■ Work to do
Repeat the records word for word, excluding any picture.

■ Records provided
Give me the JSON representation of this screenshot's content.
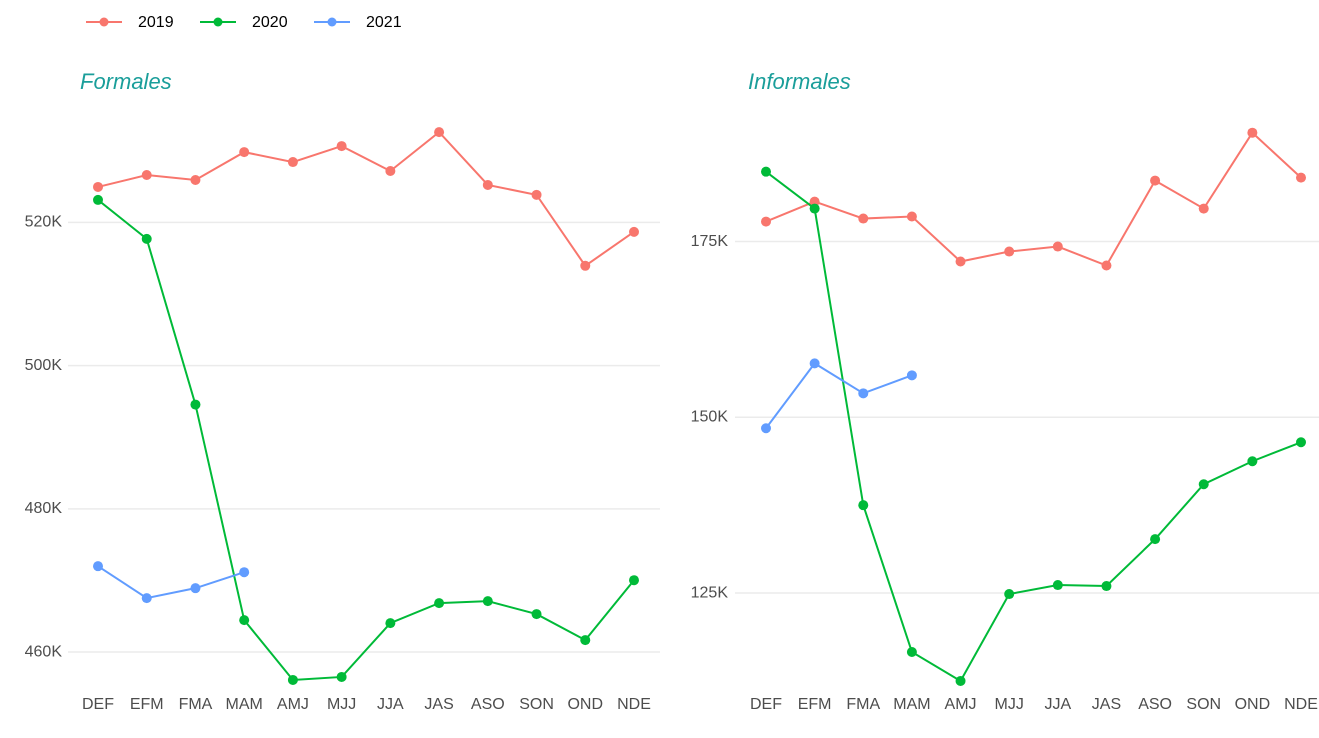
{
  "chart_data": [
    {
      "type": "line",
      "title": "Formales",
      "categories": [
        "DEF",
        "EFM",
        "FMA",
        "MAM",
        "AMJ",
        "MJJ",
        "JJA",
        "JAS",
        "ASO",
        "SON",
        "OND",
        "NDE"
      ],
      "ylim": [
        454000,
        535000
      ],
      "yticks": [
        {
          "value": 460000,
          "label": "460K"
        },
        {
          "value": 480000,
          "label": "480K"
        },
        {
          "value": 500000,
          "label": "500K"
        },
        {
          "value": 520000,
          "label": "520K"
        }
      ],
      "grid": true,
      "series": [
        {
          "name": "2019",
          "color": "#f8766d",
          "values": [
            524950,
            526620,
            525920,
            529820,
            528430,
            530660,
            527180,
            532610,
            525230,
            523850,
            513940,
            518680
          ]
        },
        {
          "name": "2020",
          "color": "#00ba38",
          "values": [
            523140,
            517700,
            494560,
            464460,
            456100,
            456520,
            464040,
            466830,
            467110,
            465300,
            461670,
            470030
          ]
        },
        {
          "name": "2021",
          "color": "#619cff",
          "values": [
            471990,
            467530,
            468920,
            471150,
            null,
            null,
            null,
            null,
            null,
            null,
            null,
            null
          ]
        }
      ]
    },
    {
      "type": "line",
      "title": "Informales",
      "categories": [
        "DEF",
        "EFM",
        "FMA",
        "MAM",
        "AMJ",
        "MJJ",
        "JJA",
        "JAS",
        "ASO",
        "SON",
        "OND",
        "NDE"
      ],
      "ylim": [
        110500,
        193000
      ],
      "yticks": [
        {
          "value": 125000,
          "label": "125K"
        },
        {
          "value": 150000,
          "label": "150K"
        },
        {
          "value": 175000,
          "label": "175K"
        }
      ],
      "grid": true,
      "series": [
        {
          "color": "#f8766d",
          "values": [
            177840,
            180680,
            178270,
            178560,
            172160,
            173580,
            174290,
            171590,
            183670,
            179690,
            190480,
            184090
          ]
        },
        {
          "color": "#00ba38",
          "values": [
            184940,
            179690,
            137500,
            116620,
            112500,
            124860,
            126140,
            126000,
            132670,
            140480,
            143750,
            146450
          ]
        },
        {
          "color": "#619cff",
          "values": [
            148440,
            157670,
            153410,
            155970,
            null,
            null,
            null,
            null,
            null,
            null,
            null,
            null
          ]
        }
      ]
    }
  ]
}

■ Problem solution
Give me the JSON representation of this screenshot's content.
{
  "chart_data": [
    {
      "type": "line",
      "title": "Formales",
      "categories": [
        "DEF",
        "EFM",
        "FMA",
        "MAM",
        "AMJ",
        "MJJ",
        "JJA",
        "JAS",
        "ASO",
        "SON",
        "OND",
        "NDE"
      ],
      "ylim": [
        454000,
        535000
      ],
      "yticks": [
        {
          "value": 460000,
          "label": "460K"
        },
        {
          "value": 480000,
          "label": "480K"
        },
        {
          "value": 500000,
          "label": "500K"
        },
        {
          "value": 520000,
          "label": "520K"
        }
      ],
      "grid": true,
      "series": [
        {
          "name": "2019",
          "color": "#f8766d",
          "values": [
            524950,
            526620,
            525920,
            529820,
            528430,
            530660,
            527180,
            532610,
            525230,
            523850,
            513940,
            518680
          ]
        },
        {
          "name": "2020",
          "color": "#00ba38",
          "values": [
            523140,
            517700,
            494560,
            464460,
            456100,
            456520,
            464040,
            466830,
            467110,
            465300,
            461670,
            470030
          ]
        },
        {
          "name": "2021",
          "color": "#619cff",
          "values": [
            471990,
            467530,
            468920,
            471150,
            null,
            null,
            null,
            null,
            null,
            null,
            null,
            null
          ]
        }
      ]
    },
    {
      "type": "line",
      "title": "Informales",
      "categories": [
        "DEF",
        "EFM",
        "FMA",
        "MAM",
        "AMJ",
        "MJJ",
        "JJA",
        "JAS",
        "ASO",
        "SON",
        "OND",
        "NDE"
      ],
      "ylim": [
        110500,
        193000
      ],
      "yticks": [
        {
          "value": 125000,
          "label": "125K"
        },
        {
          "value": 150000,
          "label": "150K"
        },
        {
          "value": 175000,
          "label": "175K"
        }
      ],
      "grid": true,
      "series": [
        {
          "color": "#f8766d",
          "values": [
            177840,
            180680,
            178270,
            178560,
            172160,
            173580,
            174290,
            171590,
            183670,
            179690,
            190480,
            184090
          ]
        },
        {
          "color": "#00ba38",
          "values": [
            184940,
            179690,
            137500,
            116620,
            112500,
            124860,
            126140,
            126000,
            132670,
            140480,
            143750,
            146450
          ]
        },
        {
          "color": "#619cff",
          "values": [
            148440,
            157670,
            153410,
            155970,
            null,
            null,
            null,
            null,
            null,
            null,
            null,
            null
          ]
        }
      ]
    }
  ]
}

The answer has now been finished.